AIM — Print out the entries below with no edits.
━━━━━━━━━━
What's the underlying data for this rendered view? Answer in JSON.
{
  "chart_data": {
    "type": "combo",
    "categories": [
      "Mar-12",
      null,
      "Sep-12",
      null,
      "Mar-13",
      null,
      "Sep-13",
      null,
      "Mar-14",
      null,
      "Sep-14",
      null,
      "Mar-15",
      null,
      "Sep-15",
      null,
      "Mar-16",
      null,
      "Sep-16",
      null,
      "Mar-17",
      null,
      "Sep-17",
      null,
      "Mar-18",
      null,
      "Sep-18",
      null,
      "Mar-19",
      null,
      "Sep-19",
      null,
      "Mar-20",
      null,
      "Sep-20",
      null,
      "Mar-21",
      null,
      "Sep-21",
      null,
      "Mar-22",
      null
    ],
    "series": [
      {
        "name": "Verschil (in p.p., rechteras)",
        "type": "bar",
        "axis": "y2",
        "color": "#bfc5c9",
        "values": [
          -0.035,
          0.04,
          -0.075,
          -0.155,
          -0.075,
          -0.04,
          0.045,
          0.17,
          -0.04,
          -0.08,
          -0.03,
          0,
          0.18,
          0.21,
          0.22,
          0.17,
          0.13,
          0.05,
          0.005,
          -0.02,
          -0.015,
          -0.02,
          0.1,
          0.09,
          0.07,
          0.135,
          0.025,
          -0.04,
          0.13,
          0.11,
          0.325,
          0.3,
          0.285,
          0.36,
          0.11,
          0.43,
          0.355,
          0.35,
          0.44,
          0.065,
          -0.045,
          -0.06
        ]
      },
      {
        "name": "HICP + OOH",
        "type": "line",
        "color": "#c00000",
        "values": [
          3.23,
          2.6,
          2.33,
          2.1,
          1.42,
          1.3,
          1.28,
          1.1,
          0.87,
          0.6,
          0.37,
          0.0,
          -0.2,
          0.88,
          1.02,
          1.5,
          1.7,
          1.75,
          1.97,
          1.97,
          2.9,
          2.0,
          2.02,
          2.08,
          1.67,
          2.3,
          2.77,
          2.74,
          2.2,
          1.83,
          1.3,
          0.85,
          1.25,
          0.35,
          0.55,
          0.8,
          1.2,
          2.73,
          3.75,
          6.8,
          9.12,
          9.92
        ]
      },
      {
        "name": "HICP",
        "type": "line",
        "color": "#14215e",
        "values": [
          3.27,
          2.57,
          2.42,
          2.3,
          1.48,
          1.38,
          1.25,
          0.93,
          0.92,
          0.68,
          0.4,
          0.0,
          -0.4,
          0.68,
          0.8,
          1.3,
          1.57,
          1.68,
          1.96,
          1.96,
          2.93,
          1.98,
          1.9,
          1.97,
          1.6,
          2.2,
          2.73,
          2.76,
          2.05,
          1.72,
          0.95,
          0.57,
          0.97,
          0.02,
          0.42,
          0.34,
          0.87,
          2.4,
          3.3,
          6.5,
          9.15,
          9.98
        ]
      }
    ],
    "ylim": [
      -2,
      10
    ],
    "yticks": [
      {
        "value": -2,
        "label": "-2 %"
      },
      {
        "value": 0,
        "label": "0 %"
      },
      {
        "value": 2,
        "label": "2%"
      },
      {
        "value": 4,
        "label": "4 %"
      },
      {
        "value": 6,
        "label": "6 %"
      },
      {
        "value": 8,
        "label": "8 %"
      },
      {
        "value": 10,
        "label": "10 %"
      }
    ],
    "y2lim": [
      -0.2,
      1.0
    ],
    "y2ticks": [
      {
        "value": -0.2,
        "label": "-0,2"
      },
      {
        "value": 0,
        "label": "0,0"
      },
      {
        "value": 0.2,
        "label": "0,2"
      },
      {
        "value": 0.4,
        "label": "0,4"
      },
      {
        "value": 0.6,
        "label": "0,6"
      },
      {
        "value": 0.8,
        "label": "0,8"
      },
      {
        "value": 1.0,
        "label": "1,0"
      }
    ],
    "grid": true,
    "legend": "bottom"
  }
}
━━━━━━━━━━
RIGHT ANSWER —
What's the underlying data for this rendered view? Answer in JSON.
{
  "chart_data": {
    "type": "combo",
    "categories": [
      "Mar-12",
      null,
      "Sep-12",
      null,
      "Mar-13",
      null,
      "Sep-13",
      null,
      "Mar-14",
      null,
      "Sep-14",
      null,
      "Mar-15",
      null,
      "Sep-15",
      null,
      "Mar-16",
      null,
      "Sep-16",
      null,
      "Mar-17",
      null,
      "Sep-17",
      null,
      "Mar-18",
      null,
      "Sep-18",
      null,
      "Mar-19",
      null,
      "Sep-19",
      null,
      "Mar-20",
      null,
      "Sep-20",
      null,
      "Mar-21",
      null,
      "Sep-21",
      null,
      "Mar-22",
      null
    ],
    "series": [
      {
        "name": "Verschil (in p.p., rechteras)",
        "type": "bar",
        "axis": "y2",
        "color": "#bfc5c9",
        "values": [
          -0.035,
          0.04,
          -0.075,
          -0.155,
          -0.075,
          -0.04,
          0.045,
          0.17,
          -0.04,
          -0.08,
          -0.03,
          0,
          0.18,
          0.21,
          0.22,
          0.17,
          0.13,
          0.05,
          0.005,
          -0.02,
          -0.015,
          -0.02,
          0.1,
          0.09,
          0.07,
          0.135,
          0.025,
          -0.04,
          0.13,
          0.11,
          0.325,
          0.3,
          0.285,
          0.36,
          0.11,
          0.43,
          0.355,
          0.35,
          0.44,
          0.065,
          -0.045,
          -0.06
        ]
      },
      {
        "name": "HICP + OOH",
        "type": "line",
        "color": "#c00000",
        "values": [
          3.23,
          2.6,
          2.33,
          2.1,
          1.42,
          1.3,
          1.28,
          1.1,
          0.87,
          0.6,
          0.37,
          0.0,
          -0.2,
          0.88,
          1.02,
          1.5,
          1.7,
          1.75,
          1.97,
          1.97,
          2.9,
          2.0,
          2.02,
          2.08,
          1.67,
          2.3,
          2.77,
          2.74,
          2.2,
          1.83,
          1.3,
          0.85,
          1.25,
          0.35,
          0.55,
          0.8,
          1.2,
          2.73,
          3.75,
          6.8,
          9.12,
          9.92
        ]
      },
      {
        "name": "HICP",
        "type": "line",
        "color": "#14215e",
        "values": [
          3.27,
          2.57,
          2.42,
          2.3,
          1.48,
          1.38,
          1.25,
          0.93,
          0.92,
          0.68,
          0.4,
          0.0,
          -0.4,
          0.68,
          0.8,
          1.3,
          1.57,
          1.68,
          1.96,
          1.96,
          2.93,
          1.98,
          1.9,
          1.97,
          1.6,
          2.2,
          2.73,
          2.76,
          2.05,
          1.72,
          0.95,
          0.57,
          0.97,
          0.02,
          0.42,
          0.34,
          0.87,
          2.4,
          3.3,
          6.5,
          9.15,
          9.98
        ]
      }
    ],
    "ylim": [
      -2,
      10
    ],
    "yticks": [
      {
        "value": -2,
        "label": "-2 %"
      },
      {
        "value": 0,
        "label": "0 %"
      },
      {
        "value": 2,
        "label": "2%"
      },
      {
        "value": 4,
        "label": "4 %"
      },
      {
        "value": 6,
        "label": "6 %"
      },
      {
        "value": 8,
        "label": "8 %"
      },
      {
        "value": 10,
        "label": "10 %"
      }
    ],
    "y2lim": [
      -0.2,
      1.0
    ],
    "y2ticks": [
      {
        "value": -0.2,
        "label": "-0,2"
      },
      {
        "value": 0,
        "label": "0,0"
      },
      {
        "value": 0.2,
        "label": "0,2"
      },
      {
        "value": 0.4,
        "label": "0,4"
      },
      {
        "value": 0.6,
        "label": "0,6"
      },
      {
        "value": 0.8,
        "label": "0,8"
      },
      {
        "value": 1.0,
        "label": "1,0"
      }
    ],
    "grid": true,
    "legend": "bottom"
  }
}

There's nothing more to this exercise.